* start *
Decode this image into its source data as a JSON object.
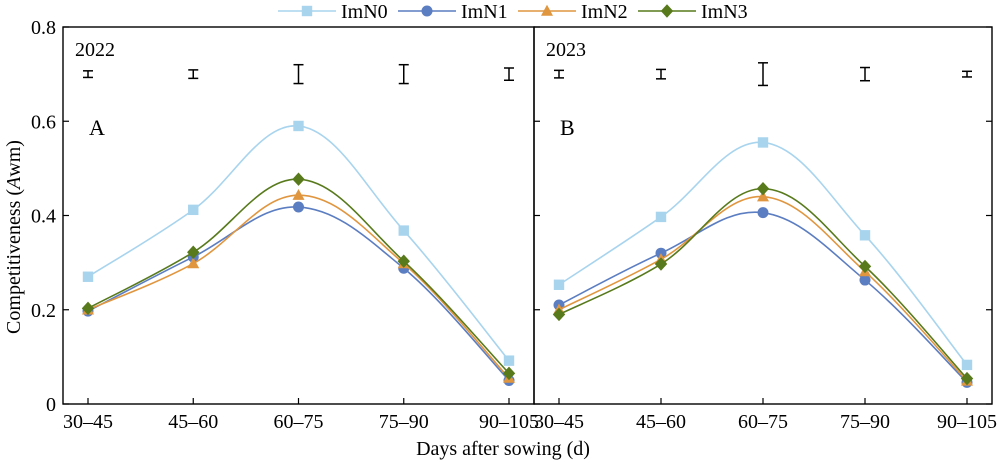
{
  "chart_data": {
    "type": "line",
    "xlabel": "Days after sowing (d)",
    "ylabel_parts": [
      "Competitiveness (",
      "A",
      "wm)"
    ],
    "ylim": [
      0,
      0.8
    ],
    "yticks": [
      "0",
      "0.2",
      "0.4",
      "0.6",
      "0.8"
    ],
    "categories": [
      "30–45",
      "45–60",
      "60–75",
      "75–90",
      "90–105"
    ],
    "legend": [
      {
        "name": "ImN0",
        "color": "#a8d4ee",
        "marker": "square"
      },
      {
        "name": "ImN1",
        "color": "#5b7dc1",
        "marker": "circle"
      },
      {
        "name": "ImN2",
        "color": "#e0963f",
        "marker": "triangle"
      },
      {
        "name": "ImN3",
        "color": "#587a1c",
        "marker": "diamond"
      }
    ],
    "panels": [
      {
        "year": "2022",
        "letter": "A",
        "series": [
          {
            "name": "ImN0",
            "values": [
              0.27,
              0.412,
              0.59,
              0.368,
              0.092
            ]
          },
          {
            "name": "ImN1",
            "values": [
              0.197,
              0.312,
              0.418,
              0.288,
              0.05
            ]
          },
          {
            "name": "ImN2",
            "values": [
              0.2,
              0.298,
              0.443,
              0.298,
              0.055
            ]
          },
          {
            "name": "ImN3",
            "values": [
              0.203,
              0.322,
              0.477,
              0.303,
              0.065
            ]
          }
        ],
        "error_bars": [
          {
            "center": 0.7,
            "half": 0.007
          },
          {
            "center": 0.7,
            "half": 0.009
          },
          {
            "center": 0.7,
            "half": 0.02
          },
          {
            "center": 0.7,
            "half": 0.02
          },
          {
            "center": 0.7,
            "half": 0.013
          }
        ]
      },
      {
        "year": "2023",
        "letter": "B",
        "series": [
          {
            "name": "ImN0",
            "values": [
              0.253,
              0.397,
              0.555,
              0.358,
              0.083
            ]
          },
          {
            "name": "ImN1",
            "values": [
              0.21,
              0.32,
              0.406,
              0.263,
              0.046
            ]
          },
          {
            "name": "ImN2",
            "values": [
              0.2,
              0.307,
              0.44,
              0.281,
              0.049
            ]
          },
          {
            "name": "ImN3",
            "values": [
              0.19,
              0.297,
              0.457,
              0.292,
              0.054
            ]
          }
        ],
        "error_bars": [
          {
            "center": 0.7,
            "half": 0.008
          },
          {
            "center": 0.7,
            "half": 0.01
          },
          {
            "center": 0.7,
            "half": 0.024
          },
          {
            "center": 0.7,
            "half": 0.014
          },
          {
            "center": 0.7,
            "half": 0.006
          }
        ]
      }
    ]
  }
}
* end *
* start *
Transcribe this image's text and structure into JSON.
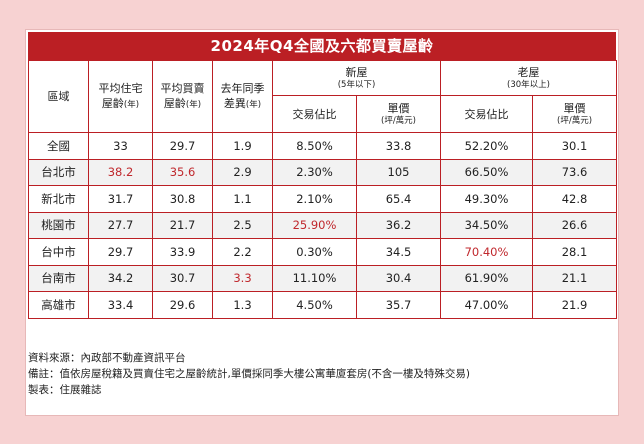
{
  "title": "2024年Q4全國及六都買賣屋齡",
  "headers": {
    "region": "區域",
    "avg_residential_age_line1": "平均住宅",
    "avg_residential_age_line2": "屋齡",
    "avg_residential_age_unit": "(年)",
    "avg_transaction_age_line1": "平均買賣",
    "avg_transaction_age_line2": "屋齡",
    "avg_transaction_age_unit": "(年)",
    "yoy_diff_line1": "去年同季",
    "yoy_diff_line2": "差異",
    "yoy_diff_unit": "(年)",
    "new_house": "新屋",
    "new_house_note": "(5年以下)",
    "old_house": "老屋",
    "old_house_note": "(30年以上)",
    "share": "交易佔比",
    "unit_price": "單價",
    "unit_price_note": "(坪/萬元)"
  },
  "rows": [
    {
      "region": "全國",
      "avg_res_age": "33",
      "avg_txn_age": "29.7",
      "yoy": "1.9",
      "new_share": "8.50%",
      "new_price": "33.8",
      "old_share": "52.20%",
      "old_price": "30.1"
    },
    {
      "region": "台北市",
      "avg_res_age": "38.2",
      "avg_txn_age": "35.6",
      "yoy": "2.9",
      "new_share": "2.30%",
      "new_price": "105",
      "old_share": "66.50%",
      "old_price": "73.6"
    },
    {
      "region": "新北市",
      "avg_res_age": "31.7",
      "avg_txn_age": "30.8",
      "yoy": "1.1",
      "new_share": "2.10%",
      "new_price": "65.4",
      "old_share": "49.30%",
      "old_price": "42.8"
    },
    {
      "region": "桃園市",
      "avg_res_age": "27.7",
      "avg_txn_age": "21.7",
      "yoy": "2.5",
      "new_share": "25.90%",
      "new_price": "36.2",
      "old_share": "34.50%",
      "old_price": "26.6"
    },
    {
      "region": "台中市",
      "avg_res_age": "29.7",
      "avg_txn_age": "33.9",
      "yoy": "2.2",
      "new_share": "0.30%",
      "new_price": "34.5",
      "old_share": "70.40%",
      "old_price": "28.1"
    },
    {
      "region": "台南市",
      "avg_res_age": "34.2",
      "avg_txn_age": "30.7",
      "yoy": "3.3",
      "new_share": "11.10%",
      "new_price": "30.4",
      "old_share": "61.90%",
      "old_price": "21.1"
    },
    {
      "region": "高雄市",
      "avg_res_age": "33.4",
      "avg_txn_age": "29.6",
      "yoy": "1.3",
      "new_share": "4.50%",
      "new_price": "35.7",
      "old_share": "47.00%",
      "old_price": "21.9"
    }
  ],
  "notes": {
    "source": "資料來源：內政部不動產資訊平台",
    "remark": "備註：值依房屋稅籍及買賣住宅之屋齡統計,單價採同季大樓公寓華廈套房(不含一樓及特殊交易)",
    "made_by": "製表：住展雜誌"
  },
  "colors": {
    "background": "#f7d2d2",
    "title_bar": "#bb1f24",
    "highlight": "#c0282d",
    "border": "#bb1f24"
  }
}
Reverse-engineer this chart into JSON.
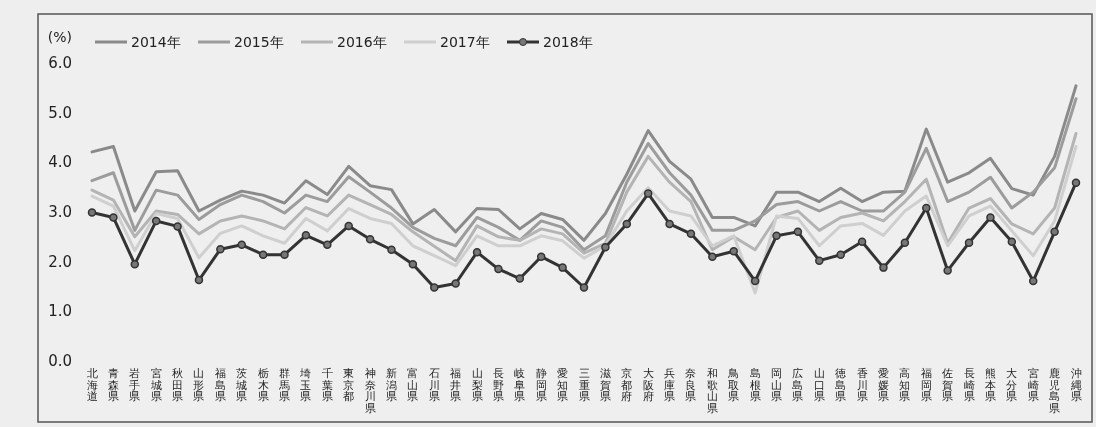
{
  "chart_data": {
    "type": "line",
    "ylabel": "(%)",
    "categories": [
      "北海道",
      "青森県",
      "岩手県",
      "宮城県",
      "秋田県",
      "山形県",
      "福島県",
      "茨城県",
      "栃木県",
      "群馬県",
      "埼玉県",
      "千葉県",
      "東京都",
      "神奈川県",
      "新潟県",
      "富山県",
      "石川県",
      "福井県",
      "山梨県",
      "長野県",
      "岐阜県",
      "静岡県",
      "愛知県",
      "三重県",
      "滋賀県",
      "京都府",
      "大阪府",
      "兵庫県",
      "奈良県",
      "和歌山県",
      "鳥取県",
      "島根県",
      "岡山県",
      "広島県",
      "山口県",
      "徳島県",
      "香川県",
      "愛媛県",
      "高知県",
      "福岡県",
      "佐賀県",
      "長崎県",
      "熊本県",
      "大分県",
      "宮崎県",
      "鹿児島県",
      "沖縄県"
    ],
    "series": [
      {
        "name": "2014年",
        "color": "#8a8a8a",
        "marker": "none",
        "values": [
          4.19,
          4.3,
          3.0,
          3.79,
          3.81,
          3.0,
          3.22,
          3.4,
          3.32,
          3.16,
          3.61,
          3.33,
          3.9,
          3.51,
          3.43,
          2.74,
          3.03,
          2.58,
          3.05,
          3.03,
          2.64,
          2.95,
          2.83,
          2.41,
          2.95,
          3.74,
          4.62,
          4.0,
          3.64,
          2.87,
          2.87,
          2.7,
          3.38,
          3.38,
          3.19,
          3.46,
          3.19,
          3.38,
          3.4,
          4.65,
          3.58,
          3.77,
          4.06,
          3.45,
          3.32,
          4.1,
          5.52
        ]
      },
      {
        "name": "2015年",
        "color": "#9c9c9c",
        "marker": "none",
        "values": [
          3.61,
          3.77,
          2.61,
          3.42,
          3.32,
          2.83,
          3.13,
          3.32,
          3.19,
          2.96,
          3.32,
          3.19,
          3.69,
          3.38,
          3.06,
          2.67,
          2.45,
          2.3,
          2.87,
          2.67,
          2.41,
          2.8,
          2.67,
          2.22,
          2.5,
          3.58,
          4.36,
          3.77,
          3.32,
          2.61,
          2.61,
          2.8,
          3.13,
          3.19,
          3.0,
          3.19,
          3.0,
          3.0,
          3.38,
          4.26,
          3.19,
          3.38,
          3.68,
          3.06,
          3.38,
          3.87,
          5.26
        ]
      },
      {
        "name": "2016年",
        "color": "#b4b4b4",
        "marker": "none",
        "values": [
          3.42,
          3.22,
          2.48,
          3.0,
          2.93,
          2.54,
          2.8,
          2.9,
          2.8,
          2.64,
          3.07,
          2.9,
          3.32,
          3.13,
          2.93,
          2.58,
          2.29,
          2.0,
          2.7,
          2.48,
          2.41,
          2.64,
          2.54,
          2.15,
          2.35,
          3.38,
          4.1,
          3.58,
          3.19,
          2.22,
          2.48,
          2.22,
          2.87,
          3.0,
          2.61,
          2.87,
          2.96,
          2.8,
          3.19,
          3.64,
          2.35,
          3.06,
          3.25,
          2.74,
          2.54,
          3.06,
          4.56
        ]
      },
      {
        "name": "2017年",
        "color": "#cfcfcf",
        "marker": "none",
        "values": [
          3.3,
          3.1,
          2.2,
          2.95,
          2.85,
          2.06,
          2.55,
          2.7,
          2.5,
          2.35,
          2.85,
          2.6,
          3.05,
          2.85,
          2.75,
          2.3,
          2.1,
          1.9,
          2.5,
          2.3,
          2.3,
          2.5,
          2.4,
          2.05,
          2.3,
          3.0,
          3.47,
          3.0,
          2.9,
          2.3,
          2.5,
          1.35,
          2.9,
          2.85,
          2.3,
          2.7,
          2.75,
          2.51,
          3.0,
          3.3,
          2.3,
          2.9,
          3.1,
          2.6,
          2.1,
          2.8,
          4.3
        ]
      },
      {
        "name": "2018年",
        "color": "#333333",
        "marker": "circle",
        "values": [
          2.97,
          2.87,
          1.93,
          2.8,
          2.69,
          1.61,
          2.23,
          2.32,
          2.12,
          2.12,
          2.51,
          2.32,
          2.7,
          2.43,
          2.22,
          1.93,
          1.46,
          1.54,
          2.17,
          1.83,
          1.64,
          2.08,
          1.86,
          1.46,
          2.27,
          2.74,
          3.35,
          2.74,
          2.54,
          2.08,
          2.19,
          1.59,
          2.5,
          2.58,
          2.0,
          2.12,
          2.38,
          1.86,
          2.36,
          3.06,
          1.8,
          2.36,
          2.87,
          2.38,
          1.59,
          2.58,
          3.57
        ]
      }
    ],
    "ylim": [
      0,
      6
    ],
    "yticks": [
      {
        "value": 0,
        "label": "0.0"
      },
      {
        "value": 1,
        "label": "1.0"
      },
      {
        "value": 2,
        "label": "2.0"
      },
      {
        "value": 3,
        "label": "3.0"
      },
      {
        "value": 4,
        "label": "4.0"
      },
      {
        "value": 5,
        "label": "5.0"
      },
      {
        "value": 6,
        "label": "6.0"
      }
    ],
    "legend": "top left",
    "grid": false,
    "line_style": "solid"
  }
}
* end *
* _TASK GOAL_: For the entries above, state how many lines contain the word "JSON". Provide the number by itself.

* _ANSWER TO THE EXERCISE_: 3